**Provided text:**
------------------------

Socio-Historical Context: De Jure and De Facto Segregation

Swim Team draws on the history of segregation and racial discrimination through the lens of access to public facilities like swimming pools. Etta, Bree’s coach, experienced the results of desegregation and the ways in which public pools still engaged in discriminatory practices even after segregation formally ended.

In 1964, Congress passed the Civil Rights Act, which outlawed segregation in businesses like theaters, hotels, and restaurants as well as in public places like libraries and swimming pools. Legal segregation—otherwise known as “de jure” segregation—thus ended, requiring that these facilities allow anyone inside regardless of race. However, de facto segregation, which refers to segregation that occurs regardless of the law, continued. It was implemented in a variety of systemic ways, including by making public institutions private and requiring memberships to access them. In these cases, membership costs were often intentionally prohibitive for families, many of whom were Black. Additionally, as is evident in the novel, staff members of public facilities would continue to bar Black people from entry, which happens to Etta and her friends when they are children. In other cases, people used violence to restrict access, which the novel touches upon in a two-page panel. This discrimination on the part of staff members and white patrons alike served as a deterrent, making it uncomfortable—though not technically illegal—to access such facilities. As the novel demonstrates, this discomfort and collective anxiety surrounding supposedly “public” facilities has a ripple effect, creating impacts that persist to this day.

Both examples illustrate how de facto segregation occurred through the restriction of access to areas and resources anyone should be able to use; in this way, racial discrimination persisted. De facto segregation still occurs, and scholars continue to study the effect it has had on communities of color in the United States, especially as people often create stereotypes about these communities based on where they live or what resources they have access to, even though these things are often determined by a system that has been rigged against them.

------------------------

**Provided material:**
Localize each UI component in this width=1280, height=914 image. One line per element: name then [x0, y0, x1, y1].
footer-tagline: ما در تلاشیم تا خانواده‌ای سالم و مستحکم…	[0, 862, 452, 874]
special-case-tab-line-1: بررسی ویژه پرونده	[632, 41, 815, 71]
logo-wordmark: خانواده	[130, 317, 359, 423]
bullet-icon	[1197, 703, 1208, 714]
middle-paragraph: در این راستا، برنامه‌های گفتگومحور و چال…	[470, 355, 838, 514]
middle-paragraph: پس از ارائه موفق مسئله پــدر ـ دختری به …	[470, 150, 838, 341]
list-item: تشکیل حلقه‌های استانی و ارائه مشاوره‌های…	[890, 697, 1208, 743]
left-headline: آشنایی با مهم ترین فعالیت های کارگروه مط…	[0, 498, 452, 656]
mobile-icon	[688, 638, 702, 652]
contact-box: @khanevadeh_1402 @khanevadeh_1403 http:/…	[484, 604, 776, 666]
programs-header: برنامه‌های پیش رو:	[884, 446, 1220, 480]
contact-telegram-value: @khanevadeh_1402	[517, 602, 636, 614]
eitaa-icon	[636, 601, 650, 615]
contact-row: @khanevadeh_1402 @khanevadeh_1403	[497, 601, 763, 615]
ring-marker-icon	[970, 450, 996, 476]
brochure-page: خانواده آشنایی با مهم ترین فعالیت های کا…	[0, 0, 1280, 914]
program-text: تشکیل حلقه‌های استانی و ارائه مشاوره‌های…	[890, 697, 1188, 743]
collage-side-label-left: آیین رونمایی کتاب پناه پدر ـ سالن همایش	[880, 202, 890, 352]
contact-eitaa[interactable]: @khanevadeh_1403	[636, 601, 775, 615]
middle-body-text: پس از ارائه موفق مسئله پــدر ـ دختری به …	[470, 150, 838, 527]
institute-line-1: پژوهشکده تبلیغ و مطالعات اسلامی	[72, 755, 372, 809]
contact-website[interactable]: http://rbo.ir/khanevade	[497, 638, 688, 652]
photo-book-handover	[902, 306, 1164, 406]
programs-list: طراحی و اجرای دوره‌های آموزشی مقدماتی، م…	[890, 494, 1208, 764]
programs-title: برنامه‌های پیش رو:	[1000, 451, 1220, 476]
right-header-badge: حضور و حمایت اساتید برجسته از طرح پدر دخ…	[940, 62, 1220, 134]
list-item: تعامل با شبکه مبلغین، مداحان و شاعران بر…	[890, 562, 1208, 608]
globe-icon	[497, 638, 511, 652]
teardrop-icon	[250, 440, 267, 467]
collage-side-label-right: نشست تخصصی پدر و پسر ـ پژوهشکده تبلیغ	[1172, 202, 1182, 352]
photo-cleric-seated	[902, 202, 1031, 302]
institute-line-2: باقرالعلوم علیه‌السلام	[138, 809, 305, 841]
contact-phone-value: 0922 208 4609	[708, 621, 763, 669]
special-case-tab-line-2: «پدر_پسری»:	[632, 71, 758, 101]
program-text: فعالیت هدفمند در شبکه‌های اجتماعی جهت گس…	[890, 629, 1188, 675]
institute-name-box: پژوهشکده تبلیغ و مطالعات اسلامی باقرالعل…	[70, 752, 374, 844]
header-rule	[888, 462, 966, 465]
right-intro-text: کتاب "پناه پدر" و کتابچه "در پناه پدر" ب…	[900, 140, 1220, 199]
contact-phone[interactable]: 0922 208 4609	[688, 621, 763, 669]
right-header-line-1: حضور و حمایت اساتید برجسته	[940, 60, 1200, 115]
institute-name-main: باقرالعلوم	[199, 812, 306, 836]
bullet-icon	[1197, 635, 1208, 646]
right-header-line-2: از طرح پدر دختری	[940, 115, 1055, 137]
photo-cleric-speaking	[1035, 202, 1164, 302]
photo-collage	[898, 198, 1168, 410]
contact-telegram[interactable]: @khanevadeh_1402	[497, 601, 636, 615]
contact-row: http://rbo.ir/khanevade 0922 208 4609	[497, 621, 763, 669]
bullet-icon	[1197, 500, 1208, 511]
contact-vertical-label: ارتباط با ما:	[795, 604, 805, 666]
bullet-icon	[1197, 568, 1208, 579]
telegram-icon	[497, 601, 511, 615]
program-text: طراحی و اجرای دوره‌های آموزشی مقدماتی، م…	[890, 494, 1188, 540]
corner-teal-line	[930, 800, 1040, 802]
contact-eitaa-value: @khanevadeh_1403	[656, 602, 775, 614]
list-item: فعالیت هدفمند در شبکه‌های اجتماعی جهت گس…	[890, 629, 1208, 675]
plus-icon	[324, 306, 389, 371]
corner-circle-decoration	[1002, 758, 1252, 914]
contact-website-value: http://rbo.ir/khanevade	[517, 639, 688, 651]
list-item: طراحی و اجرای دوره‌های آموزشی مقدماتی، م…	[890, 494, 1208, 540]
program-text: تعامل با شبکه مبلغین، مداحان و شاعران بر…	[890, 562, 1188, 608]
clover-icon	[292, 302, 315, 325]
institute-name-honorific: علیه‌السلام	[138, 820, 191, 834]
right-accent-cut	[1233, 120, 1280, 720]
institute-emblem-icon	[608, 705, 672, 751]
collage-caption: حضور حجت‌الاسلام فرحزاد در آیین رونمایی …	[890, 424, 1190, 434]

------------------------

Can you carry on the passage about de jure and de facto segregation, picking up right after its last sentence? The lines above are separate material and have nothing to do with the segregation passage.

Historical Context: Enith Brigitha

Bree’s school in Swim Team is aptly named Enith Brigitha, who was the first Black woman to medal in swimming at the Olympic games. Enith was born in 1955 in Curaçao, an island in the West Indies that is part of the Netherlands. Enith moved to the Netherlands as a teenager and began swimming for the Dutch Olympic team. Even on the world stage, she was often the only Black woman to compete in her events. Her first Olympic games were in Munich in 1972. In Montreal in 1976, she earned bronze medals in two freestyle races, making her the first Black woman in history to do so. Because the East German swimmers who placed ahead of her were on a team that was later found to be cheating, Brigitha considers herself a gold medalist. Brigitha also earned a number of medals at other international competitions. She was inducted into the International Swimming Hall of Fame in 2015. Brigitha went on to open a swimming school in Curaçao (“Enith Brigitha - Hall Of Fame Swimmer.” Swimming World Magazine).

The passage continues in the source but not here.